## begin

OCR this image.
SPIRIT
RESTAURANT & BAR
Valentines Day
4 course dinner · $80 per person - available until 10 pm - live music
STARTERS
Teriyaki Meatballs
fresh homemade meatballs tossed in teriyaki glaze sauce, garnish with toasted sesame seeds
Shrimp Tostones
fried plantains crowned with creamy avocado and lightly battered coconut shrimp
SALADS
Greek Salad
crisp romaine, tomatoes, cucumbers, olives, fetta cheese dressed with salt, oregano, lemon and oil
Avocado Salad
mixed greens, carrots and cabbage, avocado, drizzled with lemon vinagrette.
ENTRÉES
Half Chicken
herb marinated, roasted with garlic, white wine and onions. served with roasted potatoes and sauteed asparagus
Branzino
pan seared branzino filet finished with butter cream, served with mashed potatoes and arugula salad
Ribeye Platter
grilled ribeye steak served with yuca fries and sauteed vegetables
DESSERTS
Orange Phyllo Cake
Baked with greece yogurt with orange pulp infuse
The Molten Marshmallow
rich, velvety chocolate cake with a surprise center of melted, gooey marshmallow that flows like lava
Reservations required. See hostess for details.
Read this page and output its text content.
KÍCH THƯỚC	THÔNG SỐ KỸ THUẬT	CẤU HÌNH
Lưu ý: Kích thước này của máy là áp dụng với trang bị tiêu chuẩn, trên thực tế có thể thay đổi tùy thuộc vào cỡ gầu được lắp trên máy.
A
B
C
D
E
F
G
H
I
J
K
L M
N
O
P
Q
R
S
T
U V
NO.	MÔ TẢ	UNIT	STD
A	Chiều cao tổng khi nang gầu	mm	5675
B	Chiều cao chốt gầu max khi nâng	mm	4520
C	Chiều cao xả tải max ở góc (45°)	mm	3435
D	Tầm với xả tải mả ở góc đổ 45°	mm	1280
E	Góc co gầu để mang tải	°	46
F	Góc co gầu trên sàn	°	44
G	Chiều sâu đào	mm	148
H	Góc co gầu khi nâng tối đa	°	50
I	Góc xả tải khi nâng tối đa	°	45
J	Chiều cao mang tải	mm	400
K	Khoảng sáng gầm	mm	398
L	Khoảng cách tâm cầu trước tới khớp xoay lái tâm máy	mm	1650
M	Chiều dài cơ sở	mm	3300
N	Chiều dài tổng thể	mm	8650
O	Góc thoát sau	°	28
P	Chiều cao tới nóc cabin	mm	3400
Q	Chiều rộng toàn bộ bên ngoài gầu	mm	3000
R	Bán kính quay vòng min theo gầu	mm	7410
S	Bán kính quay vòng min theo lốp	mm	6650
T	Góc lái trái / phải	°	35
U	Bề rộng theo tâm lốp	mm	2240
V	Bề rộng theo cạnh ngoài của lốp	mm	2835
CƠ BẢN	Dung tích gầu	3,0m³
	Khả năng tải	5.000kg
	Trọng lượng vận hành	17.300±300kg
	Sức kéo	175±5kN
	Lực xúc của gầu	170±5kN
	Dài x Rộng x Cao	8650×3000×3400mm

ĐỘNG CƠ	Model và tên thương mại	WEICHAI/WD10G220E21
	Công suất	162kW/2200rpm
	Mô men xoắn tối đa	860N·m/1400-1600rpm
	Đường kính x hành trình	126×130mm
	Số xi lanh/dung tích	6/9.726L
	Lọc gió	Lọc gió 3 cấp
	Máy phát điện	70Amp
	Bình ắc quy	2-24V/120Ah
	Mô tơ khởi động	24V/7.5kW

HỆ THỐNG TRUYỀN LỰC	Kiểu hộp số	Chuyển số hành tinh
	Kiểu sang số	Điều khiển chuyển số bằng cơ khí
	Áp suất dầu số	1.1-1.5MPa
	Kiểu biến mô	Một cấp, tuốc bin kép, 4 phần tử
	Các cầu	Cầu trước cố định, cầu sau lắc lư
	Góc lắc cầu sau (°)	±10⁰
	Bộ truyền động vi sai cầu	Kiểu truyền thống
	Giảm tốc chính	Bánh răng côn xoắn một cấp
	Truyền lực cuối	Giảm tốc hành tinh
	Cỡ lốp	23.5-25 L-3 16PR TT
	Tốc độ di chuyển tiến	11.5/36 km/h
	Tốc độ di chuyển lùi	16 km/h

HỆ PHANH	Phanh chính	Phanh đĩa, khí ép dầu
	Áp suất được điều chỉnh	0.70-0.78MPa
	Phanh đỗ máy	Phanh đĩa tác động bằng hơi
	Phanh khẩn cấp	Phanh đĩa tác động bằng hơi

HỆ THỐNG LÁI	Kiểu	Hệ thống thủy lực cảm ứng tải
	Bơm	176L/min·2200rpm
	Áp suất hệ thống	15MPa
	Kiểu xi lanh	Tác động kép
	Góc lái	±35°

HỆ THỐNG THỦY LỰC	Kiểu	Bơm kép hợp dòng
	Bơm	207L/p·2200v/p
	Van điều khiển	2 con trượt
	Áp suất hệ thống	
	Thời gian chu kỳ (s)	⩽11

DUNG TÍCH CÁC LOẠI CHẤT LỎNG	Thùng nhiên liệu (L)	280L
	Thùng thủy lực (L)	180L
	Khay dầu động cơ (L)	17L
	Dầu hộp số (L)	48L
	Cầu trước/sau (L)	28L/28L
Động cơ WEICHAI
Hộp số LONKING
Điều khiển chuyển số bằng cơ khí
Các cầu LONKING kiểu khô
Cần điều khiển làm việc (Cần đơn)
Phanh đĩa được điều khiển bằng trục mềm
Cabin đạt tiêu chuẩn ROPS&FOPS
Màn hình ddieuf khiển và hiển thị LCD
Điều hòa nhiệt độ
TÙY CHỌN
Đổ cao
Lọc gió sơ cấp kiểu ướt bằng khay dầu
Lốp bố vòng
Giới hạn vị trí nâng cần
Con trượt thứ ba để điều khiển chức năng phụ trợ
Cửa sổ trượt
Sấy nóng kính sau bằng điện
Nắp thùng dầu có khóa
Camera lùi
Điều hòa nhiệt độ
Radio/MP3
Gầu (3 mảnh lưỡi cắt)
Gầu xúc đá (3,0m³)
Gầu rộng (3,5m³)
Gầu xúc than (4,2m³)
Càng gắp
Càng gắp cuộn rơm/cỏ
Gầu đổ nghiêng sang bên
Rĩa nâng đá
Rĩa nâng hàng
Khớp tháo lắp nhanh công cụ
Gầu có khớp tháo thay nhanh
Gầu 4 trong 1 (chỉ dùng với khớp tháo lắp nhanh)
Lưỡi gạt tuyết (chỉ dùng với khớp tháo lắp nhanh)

## end

▶ EXERCISE INSTRUCTIONS: How many of the lines above include the word "tiêu"? Respond with the number alone.

▶ OUTPUT BELOW: 2